| Brief |
All of the records below need to be copied exactly.

| Data |
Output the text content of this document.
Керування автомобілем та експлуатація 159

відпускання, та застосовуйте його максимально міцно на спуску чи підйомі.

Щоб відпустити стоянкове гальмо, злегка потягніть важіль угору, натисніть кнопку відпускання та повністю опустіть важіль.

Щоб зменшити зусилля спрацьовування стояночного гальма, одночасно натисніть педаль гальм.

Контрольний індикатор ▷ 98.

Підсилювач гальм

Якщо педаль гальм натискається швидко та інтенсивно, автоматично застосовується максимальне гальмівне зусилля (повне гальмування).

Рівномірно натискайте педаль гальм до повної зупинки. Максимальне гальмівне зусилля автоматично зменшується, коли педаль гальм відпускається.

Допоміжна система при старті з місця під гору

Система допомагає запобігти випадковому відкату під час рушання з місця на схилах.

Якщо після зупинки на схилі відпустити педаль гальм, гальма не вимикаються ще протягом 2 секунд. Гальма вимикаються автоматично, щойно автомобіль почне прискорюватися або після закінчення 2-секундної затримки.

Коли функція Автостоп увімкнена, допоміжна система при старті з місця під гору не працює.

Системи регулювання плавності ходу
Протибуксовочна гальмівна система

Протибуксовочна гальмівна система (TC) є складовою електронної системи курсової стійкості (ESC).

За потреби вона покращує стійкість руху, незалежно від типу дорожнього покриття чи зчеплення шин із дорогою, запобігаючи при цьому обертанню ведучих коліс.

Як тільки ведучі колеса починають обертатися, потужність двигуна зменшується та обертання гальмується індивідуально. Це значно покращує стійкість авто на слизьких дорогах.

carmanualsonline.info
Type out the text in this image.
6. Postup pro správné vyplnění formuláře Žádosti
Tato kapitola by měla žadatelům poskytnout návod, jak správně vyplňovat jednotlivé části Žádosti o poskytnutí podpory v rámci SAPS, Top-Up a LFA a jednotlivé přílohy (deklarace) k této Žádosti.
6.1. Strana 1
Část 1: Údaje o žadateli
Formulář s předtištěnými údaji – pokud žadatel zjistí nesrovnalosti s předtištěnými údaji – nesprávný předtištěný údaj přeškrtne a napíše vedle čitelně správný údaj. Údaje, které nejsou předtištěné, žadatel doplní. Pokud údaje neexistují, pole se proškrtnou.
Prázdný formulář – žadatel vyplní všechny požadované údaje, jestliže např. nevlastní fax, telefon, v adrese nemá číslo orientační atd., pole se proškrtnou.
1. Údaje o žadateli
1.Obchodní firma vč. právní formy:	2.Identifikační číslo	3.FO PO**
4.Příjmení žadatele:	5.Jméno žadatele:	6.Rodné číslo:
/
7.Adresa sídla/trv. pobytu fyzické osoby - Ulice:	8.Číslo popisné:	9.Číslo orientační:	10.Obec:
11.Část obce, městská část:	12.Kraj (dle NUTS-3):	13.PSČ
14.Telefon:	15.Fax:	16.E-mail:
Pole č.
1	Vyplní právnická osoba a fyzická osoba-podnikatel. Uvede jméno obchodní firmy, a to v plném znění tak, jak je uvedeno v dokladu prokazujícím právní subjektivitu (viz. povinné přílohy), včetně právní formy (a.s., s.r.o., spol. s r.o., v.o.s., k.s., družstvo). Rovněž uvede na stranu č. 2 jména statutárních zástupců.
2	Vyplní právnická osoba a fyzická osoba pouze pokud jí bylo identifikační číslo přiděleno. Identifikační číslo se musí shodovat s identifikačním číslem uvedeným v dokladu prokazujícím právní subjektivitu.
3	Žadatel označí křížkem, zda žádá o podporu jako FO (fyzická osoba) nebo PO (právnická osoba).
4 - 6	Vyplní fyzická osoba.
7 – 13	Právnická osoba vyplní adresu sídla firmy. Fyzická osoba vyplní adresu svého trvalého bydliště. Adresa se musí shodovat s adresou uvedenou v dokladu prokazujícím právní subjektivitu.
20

| Task output |
Output the text content of this document.
Керування автомобілем та експлуатація 159

відпускання, та застосовуйте його максимально міцно на спуску чи підйомі.

Щоб відпустити стоянкове гальмо, злегка потягніть важіль угору, натисніть кнопку відпускання та повністю опустіть важіль.

Щоб зменшити зусилля спрацьовування стояночного гальма, одночасно натисніть педаль гальм.

Контрольний індикатор ▷ 98.

Підсилювач гальм

Якщо педаль гальм натискається швидко та інтенсивно, автоматично застосовується максимальне гальмівне зусилля (повне гальмування).

Рівномірно натискайте педаль гальм до повної зупинки. Максимальне гальмівне зусилля автоматично зменшується, коли педаль гальм відпускається.

Допоміжна система при старті з місця під гору

Система допомагає запобігти випадковому відкату під час рушання з місця на схилах.

Якщо після зупинки на схилі відпустити педаль гальм, гальма не вимикаються ще протягом 2 секунд. Гальма вимикаються автоматично, щойно автомобіль почне прискорюватися або після закінчення 2-секундної затримки.

Коли функція Автостоп увімкнена, допоміжна система при старті з місця під гору не працює.

Системи регулювання плавності ходу
Протибуксовочна гальмівна система

Протибуксовочна гальмівна система (TC) є складовою електронної системи курсової стійкості (ESC).

За потреби вона покращує стійкість руху, незалежно від типу дорожнього покриття чи зчеплення шин із дорогою, запобігаючи при цьому обертанню ведучих коліс.

Як тільки ведучі колеса починають обертатися, потужність двигуна зменшується та обертання гальмується індивідуально. Це значно покращує стійкість авто на слизьких дорогах.

carmanualsonline.info
Type out the text in this image.
6. Postup pro správné vyplnění formuláře Žádosti
Tato kapitola by měla žadatelům poskytnout návod, jak správně vyplňovat jednotlivé části Žádosti o poskytnutí podpory v rámci SAPS, Top-Up a LFA a jednotlivé přílohy (deklarace) k této Žádosti.
6.1. Strana 1
Část 1: Údaje o žadateli
Formulář s předtištěnými údaji – pokud žadatel zjistí nesrovnalosti s předtištěnými údaji – nesprávný předtištěný údaj přeškrtne a napíše vedle čitelně správný údaj. Údaje, které nejsou předtištěné, žadatel doplní. Pokud údaje neexistují, pole se proškrtnou.
Prázdný formulář – žadatel vyplní všechny požadované údaje, jestliže např. nevlastní fax, telefon, v adrese nemá číslo orientační atd., pole se proškrtnou.
1. Údaje o žadateli
1.Obchodní firma vč. právní formy:	2.Identifikační číslo	3.FO PO**
4.Příjmení žadatele:	5.Jméno žadatele:	6.Rodné číslo:
/
7.Adresa sídla/trv. pobytu fyzické osoby - Ulice:	8.Číslo popisné:	9.Číslo orientační:	10.Obec:
11.Část obce, městská část:	12.Kraj (dle NUTS-3):	13.PSČ
14.Telefon:	15.Fax:	16.E-mail:
Pole č.
1	Vyplní právnická osoba a fyzická osoba-podnikatel. Uvede jméno obchodní firmy, a to v plném znění tak, jak je uvedeno v dokladu prokazujícím právní subjektivitu (viz. povinné přílohy), včetně právní formy (a.s., s.r.o., spol. s r.o., v.o.s., k.s., družstvo). Rovněž uvede na stranu č. 2 jména statutárních zástupců.
2	Vyplní právnická osoba a fyzická osoba pouze pokud jí bylo identifikační číslo přiděleno. Identifikační číslo se musí shodovat s identifikačním číslem uvedeným v dokladu prokazujícím právní subjektivitu.
3	Žadatel označí křížkem, zda žádá o podporu jako FO (fyzická osoba) nebo PO (právnická osoba).
4 - 6	Vyplní fyzická osoba.
7 – 13	Právnická osoba vyplní adresu sídla firmy. Fyzická osoba vyplní adresu svého trvalého bydliště. Adresa se musí shodovat s adresou uvedenou v dokladu prokazujícím právní subjektivitu.
20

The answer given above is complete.